Records to process:
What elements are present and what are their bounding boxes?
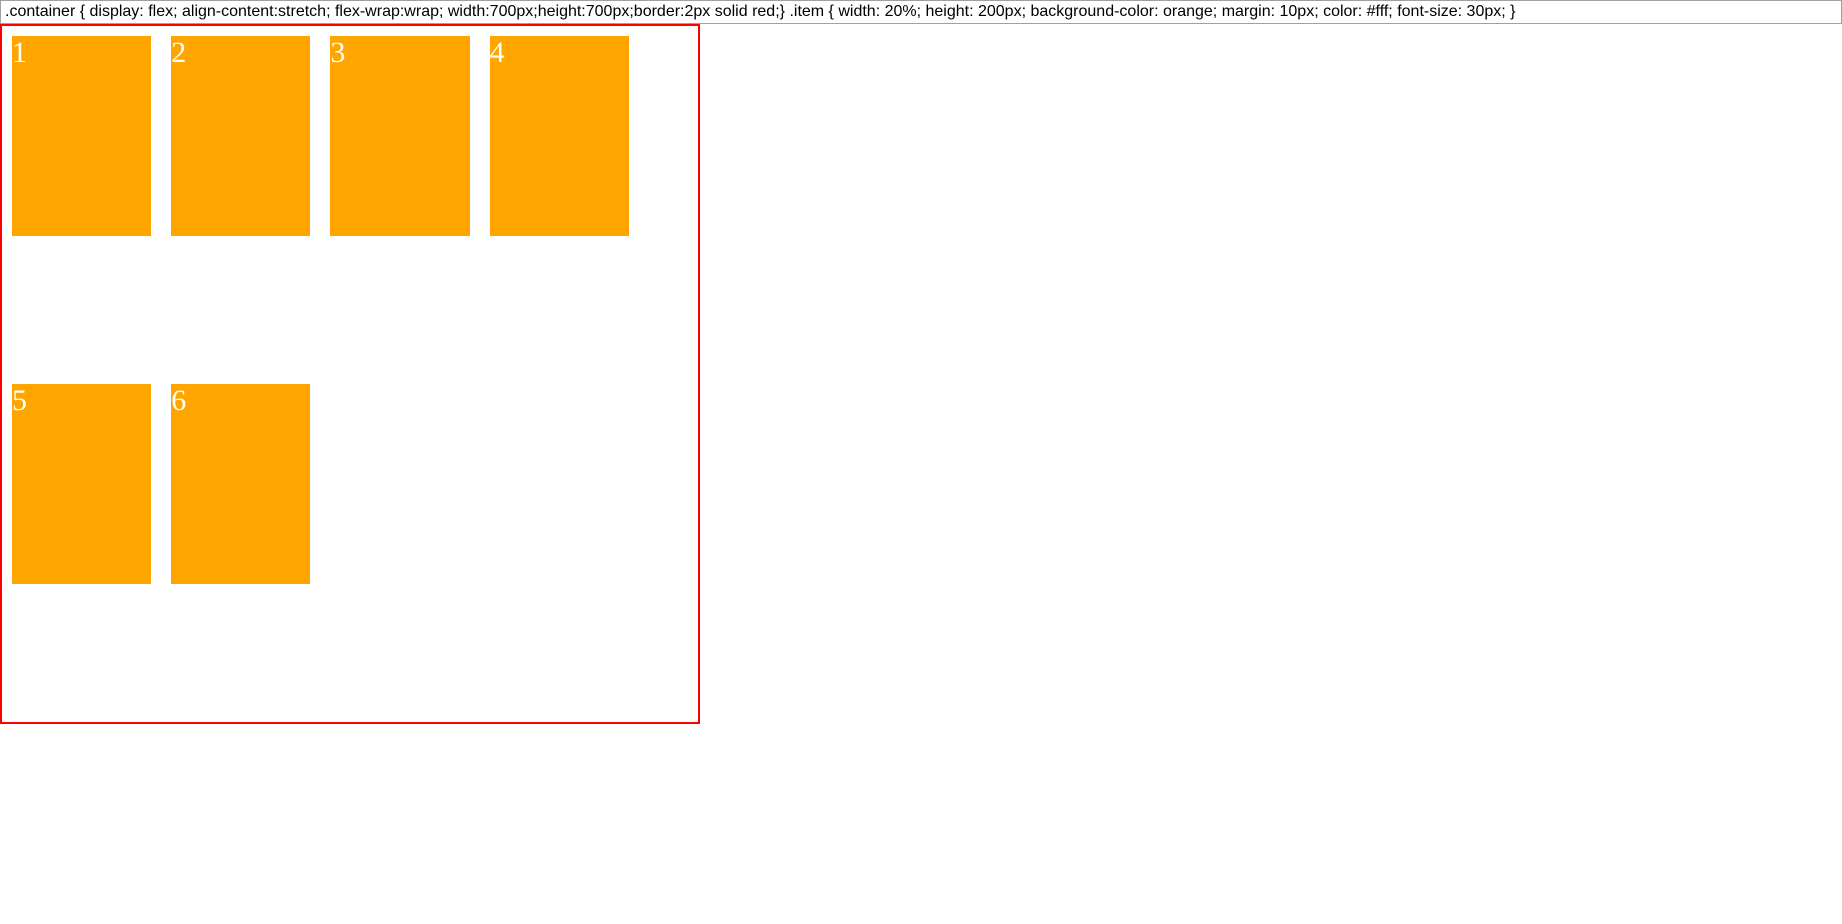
css-input[interactable]	[0, 0, 1842, 24]
flex-item-6: 6	[171, 384, 310, 584]
flex-container: 1 2 3 4 5 6	[0, 24, 700, 724]
flex-item-1: 1	[12, 36, 151, 236]
flex-item-2: 2	[171, 36, 310, 236]
flex-item-3: 3	[330, 36, 469, 236]
flex-item-4: 4	[490, 36, 629, 236]
flex-item-5: 5	[12, 384, 151, 584]
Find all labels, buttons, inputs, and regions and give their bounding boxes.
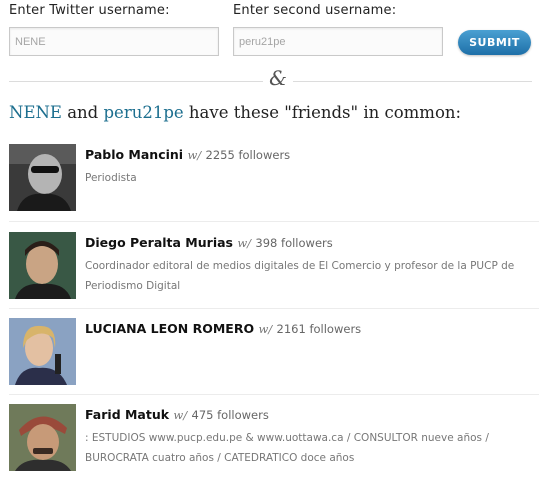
friend-bio: Periodista	[85, 172, 137, 184]
friend-name[interactable]: Pablo Mancini	[85, 147, 183, 162]
with-label: w/	[187, 148, 202, 162]
friend-name-line: Pablo Mancini w/ 2255 followers	[85, 147, 290, 162]
friend-bio: Coordinador editoral de medios digitales…	[85, 260, 515, 292]
friend-name[interactable]: Diego Peralta Murias	[85, 235, 233, 250]
headline-user2-link[interactable]: peru21pe	[104, 103, 184, 122]
friend-avatar[interactable]	[9, 144, 76, 211]
headline-rest: have these "friends" in common:	[183, 103, 462, 122]
friend-name-line: Farid Matuk w/ 475 followers	[85, 407, 269, 422]
results-headline: NENE and peru21pe have these "friends" i…	[9, 103, 544, 122]
headline-and: and	[61, 103, 104, 122]
with-label: w/	[258, 322, 273, 336]
friend-avatar[interactable]	[9, 232, 76, 299]
submit-button[interactable]: SUBMIT	[458, 30, 531, 55]
second-username-input[interactable]: peru21pe	[233, 27, 443, 56]
row-divider	[9, 308, 539, 309]
friend-avatar[interactable]	[9, 318, 76, 385]
first-username-input[interactable]: NENE	[9, 27, 219, 56]
follower-count: 2255 followers	[205, 148, 291, 162]
comparison-form: Enter Twitter username: Enter second use…	[0, 0, 550, 70]
friend-name[interactable]: Farid Matuk	[85, 407, 169, 422]
friend-bio: : ESTUDIOS www.pucp.edu.pe & www.uottawa…	[85, 432, 489, 464]
with-label: w/	[173, 408, 188, 422]
friend-name[interactable]: LUCIANA LEON ROMERO	[85, 321, 254, 336]
with-label: w/	[237, 236, 252, 250]
friend-name-line: LUCIANA LEON ROMERO w/ 2161 followers	[85, 321, 361, 336]
headline-user1-link[interactable]: NENE	[9, 103, 62, 122]
friend-name-line: Diego Peralta Murias w/ 398 followers	[85, 235, 333, 250]
second-username-label: Enter second username:	[233, 3, 397, 18]
follower-count: 475 followers	[191, 408, 269, 422]
friend-avatar[interactable]	[9, 404, 76, 471]
row-divider	[9, 394, 539, 395]
first-username-label: Enter Twitter username:	[9, 3, 170, 18]
follower-count: 2161 followers	[276, 322, 362, 336]
ampersand-ornament: &	[263, 66, 293, 90]
row-divider	[9, 221, 539, 222]
follower-count: 398 followers	[255, 236, 333, 250]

Instructions to follow:
Transcribe every line of the listing above without alteration, leaving out the pictures.

Solution to the problem:
What elements are present and what are their bounding boxes?
css-input[interactable]	[0, 0, 1842, 24]
flex-item-6: 6	[171, 384, 310, 584]
flex-container: 1 2 3 4 5 6	[0, 24, 700, 724]
flex-item-1: 1	[12, 36, 151, 236]
flex-item-2: 2	[171, 36, 310, 236]
flex-item-3: 3	[330, 36, 469, 236]
flex-item-4: 4	[490, 36, 629, 236]
flex-item-5: 5	[12, 384, 151, 584]
Find all labels, buttons, inputs, and regions and give their bounding boxes.
friend-bio: Periodista	[85, 172, 137, 184]
friend-name[interactable]: Pablo Mancini	[85, 147, 183, 162]
with-label: w/	[187, 148, 202, 162]
friend-name-line: Pablo Mancini w/ 2255 followers	[85, 147, 290, 162]
friend-bio: Coordinador editoral de medios digitales…	[85, 260, 515, 292]
friend-name[interactable]: Diego Peralta Murias	[85, 235, 233, 250]
headline-user2-link[interactable]: peru21pe	[104, 103, 184, 122]
friend-avatar[interactable]	[9, 144, 76, 211]
headline-rest: have these "friends" in common:	[183, 103, 462, 122]
friend-name-line: Farid Matuk w/ 475 followers	[85, 407, 269, 422]
results-headline: NENE and peru21pe have these "friends" i…	[9, 103, 544, 122]
headline-and: and	[61, 103, 104, 122]
with-label: w/	[258, 322, 273, 336]
friend-avatar[interactable]	[9, 232, 76, 299]
submit-button[interactable]: SUBMIT	[458, 30, 531, 55]
second-username-input[interactable]: peru21pe	[233, 27, 443, 56]
row-divider	[9, 308, 539, 309]
friend-avatar[interactable]	[9, 318, 76, 385]
first-username-input[interactable]: NENE	[9, 27, 219, 56]
follower-count: 2255 followers	[205, 148, 291, 162]
comparison-form: Enter Twitter username: Enter second use…	[0, 0, 550, 70]
friend-name[interactable]: Farid Matuk	[85, 407, 169, 422]
friend-bio: : ESTUDIOS www.pucp.edu.pe & www.uottawa…	[85, 432, 489, 464]
with-label: w/	[173, 408, 188, 422]
friend-name[interactable]: LUCIANA LEON ROMERO	[85, 321, 254, 336]
with-label: w/	[237, 236, 252, 250]
friend-name-line: LUCIANA LEON ROMERO w/ 2161 followers	[85, 321, 361, 336]
headline-user1-link[interactable]: NENE	[9, 103, 62, 122]
friend-name-line: Diego Peralta Murias w/ 398 followers	[85, 235, 333, 250]
second-username-label: Enter second username:	[233, 3, 397, 18]
follower-count: 475 followers	[191, 408, 269, 422]
friend-avatar[interactable]	[9, 404, 76, 471]
row-divider	[9, 394, 539, 395]
first-username-label: Enter Twitter username:	[9, 3, 170, 18]
follower-count: 2161 followers	[276, 322, 362, 336]
ampersand-ornament: &	[263, 66, 293, 90]
row-divider	[9, 221, 539, 222]
follower-count: 398 followers	[255, 236, 333, 250]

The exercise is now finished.